**Tarefas propostas:**
1. Reproduz o trecho do excerto que vai desde "Sou eu quem" até "os nossos corpos.", inclusive.
2. Indica, por favor, todas as partes do corpo que o excerto acompanha das palavras "teu" ou "tua".

29 maio, 2012

Pssstt...


Pssstt, não abras os olhos.
Digo enquanto afago o teu rosto e sussurro-te ao ouvido "Bom dia Amor".
Sou eu quem te acorda assim, bem de mansinho. Percorro com a boca o teu pescoço, deslizo pela tua barba rala que me arranha. Subo desenfreada por ti acima, como num labirinto, onde te encontro sozinho, fugido do mundo. Perdidos, entre a magia do sonho, eu não te confundo. E espero, num golpe de sorte, que reajas ao meu toque, sem que a luz do dia agrida os nossos corpos aqui despidos de rotina. Amantes ébrios em momentos fugazes de desejo, incontrolado, insano. Percorro-te e beijo-te. Um beijo molhado, onde te seduzo e saboreio, trinco levemente o teu lábio, desenho-o suavemente com a língua. Quero-te agora, neste instante. Com a fome desvairada de um pedinte, anseio a tua pele quente, onde me encaixas, num puzzle de duas peças, perfeito. Puxas-me com firmeza as pernas nuas que te enlaçam, agarro-te com as mãos o rosto. Entre nós escorre saliva, arde suor entre os nossos corpos.

**Dados fornecidos:**
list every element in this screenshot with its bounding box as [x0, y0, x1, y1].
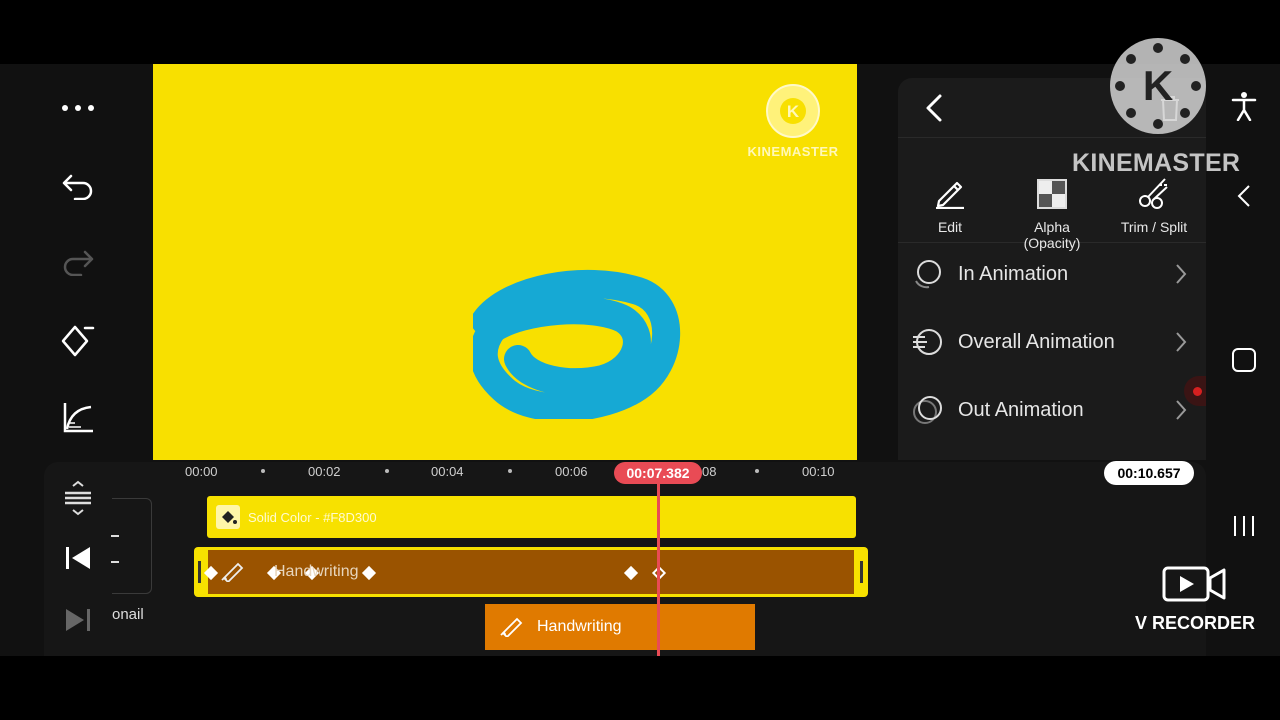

**Respostas completas:**
1.
Sou eu quem te acorda assim, bem de mansinho. Percorro com a boca o teu pescoço, deslizo pela tua barba rala que me arranha. Subo desenfreada por ti acima, como num labirinto, onde te encontro sozinho, fugido do mundo. Perdidos, entre a magia do sonho, eu não te confundo. E espero, num golpe de sorte, que reajas ao meu toque, sem que a luz do dia agrida os nossos corpos aqui despidos de rotina. Amantes ébrios em momentos fugazes de desejo, incontrolado, insano. Percorro-te e beijo-te. Um beijo molhado, onde te seduzo e saboreio, trinco levemente o teu lábio, desenho-o suavemente com a língua. Quero-te agora, neste instante. Com a fome desvairada de um pedinte, anseio a tua pele quente, onde me encaixas, num puzzle de duas peças, perfeito. Puxas-me com firmeza as pernas nuas que te enlaçam, agarro-te com as mãos o rosto. Entre nós escorre saliva, arde suor entre os nossos corpos.

2.
rosto
pescoço
barba
lábio
pele